▶ **Supplied records**
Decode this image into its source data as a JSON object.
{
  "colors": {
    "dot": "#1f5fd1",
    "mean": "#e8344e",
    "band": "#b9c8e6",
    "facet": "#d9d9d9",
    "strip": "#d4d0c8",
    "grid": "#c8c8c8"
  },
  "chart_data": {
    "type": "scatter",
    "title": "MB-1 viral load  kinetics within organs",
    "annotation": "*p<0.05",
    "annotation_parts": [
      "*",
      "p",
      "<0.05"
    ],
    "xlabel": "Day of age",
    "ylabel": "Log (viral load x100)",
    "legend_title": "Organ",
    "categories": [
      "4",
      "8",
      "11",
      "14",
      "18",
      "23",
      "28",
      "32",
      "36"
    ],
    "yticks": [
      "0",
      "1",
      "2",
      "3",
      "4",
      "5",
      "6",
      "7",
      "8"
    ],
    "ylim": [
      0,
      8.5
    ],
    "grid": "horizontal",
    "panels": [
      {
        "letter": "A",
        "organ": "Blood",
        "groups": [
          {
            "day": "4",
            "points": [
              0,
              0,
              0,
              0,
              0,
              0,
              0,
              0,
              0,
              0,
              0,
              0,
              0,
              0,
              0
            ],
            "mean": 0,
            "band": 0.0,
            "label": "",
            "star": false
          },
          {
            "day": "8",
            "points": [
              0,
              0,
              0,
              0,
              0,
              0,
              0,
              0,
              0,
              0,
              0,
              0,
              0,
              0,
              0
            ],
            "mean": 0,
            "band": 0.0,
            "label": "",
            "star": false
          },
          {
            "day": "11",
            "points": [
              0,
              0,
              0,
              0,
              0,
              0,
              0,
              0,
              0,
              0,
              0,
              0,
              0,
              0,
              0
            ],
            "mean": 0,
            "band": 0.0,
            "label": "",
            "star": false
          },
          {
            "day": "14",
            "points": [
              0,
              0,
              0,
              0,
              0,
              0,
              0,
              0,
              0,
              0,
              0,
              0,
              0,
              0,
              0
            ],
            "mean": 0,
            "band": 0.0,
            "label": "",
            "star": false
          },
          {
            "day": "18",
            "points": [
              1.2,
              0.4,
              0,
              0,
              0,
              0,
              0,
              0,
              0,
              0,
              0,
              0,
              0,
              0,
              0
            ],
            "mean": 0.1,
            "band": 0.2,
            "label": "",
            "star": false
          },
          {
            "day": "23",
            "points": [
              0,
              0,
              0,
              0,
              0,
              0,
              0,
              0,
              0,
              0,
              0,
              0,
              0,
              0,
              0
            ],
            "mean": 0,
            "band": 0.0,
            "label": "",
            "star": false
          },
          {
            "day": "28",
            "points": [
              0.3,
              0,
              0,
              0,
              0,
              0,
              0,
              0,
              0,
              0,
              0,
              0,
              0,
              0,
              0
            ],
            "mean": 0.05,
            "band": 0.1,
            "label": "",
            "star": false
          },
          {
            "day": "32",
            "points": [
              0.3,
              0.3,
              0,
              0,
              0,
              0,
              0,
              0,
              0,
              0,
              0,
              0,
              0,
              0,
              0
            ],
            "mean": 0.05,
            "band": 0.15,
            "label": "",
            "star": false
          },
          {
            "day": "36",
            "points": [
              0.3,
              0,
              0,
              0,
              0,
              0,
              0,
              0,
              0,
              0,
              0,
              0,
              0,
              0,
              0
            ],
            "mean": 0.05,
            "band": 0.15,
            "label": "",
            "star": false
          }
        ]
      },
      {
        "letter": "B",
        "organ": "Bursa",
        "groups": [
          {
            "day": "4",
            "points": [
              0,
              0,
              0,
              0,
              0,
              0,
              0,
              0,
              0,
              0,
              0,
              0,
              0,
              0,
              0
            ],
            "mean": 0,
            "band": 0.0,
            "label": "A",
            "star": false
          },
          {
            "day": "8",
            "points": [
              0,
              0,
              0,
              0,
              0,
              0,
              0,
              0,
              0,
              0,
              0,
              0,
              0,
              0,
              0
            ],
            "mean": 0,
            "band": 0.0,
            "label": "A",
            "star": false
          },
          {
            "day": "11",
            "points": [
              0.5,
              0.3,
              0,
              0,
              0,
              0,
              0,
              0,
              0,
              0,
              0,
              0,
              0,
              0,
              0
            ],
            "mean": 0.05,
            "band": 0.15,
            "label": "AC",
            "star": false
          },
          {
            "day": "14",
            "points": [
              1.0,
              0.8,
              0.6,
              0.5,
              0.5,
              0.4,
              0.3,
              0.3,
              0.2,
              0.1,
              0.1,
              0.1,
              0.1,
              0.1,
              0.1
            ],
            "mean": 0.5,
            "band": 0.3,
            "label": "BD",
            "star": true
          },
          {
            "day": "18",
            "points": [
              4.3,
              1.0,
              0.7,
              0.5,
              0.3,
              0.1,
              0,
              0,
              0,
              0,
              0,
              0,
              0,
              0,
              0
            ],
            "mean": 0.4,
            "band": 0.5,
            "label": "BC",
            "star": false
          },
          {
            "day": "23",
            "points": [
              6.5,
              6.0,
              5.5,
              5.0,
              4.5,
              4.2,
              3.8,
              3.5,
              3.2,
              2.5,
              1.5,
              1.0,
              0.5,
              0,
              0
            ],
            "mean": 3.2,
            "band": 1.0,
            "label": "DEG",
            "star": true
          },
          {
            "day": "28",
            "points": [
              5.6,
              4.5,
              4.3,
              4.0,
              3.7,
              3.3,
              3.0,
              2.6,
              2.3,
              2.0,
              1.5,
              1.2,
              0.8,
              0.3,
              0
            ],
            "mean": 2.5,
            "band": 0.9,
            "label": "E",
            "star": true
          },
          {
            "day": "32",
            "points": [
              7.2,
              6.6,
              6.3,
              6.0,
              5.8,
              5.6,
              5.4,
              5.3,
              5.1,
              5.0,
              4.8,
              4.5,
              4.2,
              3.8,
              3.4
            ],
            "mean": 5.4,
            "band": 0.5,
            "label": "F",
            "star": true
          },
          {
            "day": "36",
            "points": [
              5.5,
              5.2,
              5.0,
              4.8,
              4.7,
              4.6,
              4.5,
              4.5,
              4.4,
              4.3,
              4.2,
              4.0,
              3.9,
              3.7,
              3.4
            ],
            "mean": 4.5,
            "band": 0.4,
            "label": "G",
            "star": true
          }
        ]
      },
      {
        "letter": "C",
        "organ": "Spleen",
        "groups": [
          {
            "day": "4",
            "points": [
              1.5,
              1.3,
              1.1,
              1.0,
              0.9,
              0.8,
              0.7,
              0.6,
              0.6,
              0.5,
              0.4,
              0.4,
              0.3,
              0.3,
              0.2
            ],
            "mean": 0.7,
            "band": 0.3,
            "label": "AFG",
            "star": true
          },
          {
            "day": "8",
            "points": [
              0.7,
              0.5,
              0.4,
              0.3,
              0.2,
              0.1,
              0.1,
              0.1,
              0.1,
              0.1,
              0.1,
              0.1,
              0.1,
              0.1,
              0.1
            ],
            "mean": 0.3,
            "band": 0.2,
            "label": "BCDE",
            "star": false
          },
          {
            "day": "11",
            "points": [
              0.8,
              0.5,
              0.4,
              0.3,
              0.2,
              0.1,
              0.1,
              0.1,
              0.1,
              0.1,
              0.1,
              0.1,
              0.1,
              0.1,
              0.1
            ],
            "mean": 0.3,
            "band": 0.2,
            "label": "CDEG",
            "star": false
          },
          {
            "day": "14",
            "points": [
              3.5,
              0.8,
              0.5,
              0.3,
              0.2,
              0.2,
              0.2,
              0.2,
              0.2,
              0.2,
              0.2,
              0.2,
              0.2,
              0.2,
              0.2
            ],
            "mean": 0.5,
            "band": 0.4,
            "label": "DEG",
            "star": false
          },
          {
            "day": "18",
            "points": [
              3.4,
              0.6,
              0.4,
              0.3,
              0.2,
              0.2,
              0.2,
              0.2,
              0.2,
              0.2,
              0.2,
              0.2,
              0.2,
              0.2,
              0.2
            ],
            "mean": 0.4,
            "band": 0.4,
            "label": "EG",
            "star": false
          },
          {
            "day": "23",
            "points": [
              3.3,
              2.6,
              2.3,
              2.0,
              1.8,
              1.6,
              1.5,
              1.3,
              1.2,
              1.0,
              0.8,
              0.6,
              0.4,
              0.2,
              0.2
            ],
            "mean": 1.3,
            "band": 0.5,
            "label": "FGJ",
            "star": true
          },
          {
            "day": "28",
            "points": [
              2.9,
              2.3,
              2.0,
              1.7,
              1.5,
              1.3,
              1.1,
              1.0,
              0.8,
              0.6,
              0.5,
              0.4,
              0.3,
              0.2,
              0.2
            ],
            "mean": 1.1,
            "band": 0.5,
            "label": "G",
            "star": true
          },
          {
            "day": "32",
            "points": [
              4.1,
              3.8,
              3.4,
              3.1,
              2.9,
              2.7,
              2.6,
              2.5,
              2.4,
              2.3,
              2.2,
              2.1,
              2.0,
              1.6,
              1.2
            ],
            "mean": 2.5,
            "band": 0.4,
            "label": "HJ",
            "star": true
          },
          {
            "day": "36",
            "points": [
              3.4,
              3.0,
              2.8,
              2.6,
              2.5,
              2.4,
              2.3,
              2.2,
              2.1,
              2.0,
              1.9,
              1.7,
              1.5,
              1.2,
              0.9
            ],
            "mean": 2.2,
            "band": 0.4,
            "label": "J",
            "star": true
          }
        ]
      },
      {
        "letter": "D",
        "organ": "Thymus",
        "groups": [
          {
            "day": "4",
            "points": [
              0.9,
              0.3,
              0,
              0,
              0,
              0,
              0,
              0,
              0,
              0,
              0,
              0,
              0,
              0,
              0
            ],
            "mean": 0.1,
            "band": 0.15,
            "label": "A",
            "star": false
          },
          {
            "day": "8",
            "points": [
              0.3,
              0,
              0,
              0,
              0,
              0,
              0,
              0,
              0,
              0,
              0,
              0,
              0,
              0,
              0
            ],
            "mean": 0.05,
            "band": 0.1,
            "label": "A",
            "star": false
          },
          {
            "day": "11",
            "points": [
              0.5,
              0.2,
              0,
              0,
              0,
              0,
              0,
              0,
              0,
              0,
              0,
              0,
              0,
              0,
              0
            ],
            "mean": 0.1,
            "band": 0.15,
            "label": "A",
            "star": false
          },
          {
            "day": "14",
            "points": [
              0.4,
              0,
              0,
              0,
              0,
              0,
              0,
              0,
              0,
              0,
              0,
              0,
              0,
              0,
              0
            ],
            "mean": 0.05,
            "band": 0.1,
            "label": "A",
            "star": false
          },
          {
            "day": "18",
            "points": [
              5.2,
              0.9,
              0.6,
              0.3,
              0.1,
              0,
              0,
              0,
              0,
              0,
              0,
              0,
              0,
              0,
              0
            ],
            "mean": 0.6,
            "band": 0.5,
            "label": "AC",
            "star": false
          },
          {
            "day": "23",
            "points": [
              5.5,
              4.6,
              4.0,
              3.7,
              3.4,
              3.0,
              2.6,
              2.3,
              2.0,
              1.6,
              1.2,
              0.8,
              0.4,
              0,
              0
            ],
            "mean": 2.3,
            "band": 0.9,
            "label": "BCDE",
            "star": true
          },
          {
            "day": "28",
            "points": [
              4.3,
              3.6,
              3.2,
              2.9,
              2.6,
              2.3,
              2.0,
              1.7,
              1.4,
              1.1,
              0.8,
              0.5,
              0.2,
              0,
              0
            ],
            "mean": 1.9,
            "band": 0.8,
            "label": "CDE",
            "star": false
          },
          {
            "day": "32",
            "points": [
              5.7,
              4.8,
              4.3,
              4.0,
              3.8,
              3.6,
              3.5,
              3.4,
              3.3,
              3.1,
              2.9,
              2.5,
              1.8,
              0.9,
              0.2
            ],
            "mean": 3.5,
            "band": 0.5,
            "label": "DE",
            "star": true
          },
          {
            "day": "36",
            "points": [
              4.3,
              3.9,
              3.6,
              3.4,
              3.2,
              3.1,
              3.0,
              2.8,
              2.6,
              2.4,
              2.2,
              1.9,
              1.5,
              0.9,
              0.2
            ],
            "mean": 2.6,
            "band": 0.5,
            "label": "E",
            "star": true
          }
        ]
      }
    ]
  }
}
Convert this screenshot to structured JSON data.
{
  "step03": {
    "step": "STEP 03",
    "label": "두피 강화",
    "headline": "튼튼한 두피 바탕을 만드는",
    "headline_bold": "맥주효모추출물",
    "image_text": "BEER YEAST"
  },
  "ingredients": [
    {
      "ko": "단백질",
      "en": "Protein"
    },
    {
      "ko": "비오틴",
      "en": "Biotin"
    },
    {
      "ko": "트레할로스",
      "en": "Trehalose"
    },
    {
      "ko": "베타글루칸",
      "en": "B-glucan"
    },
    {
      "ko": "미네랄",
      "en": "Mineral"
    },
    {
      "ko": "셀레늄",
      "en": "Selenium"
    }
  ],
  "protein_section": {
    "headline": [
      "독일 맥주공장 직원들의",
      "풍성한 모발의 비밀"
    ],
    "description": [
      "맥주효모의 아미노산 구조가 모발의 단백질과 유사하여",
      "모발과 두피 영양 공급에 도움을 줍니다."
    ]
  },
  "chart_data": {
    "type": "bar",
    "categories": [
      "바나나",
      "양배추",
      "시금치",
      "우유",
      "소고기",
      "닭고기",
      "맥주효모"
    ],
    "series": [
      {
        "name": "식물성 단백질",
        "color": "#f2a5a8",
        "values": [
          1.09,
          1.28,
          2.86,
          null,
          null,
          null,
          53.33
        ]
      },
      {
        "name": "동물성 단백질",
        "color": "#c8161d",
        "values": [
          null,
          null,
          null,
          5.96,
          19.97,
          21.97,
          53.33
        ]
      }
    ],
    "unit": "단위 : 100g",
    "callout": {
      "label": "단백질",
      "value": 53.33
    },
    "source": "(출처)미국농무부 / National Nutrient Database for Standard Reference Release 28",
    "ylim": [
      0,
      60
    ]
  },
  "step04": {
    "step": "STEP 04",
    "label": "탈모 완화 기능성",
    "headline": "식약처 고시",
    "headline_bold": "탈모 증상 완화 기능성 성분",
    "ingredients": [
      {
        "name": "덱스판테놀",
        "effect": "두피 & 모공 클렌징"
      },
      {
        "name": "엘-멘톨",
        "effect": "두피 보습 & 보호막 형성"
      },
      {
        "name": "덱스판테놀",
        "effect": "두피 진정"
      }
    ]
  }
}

▶ **What the task requires**
Pick out every line above that holds the word "viral" and copy it.

▶ **Result for this task**
    "title": "MB-1 viral load  kinetics within organs",
    "ylabel": "Log (viral load x100)",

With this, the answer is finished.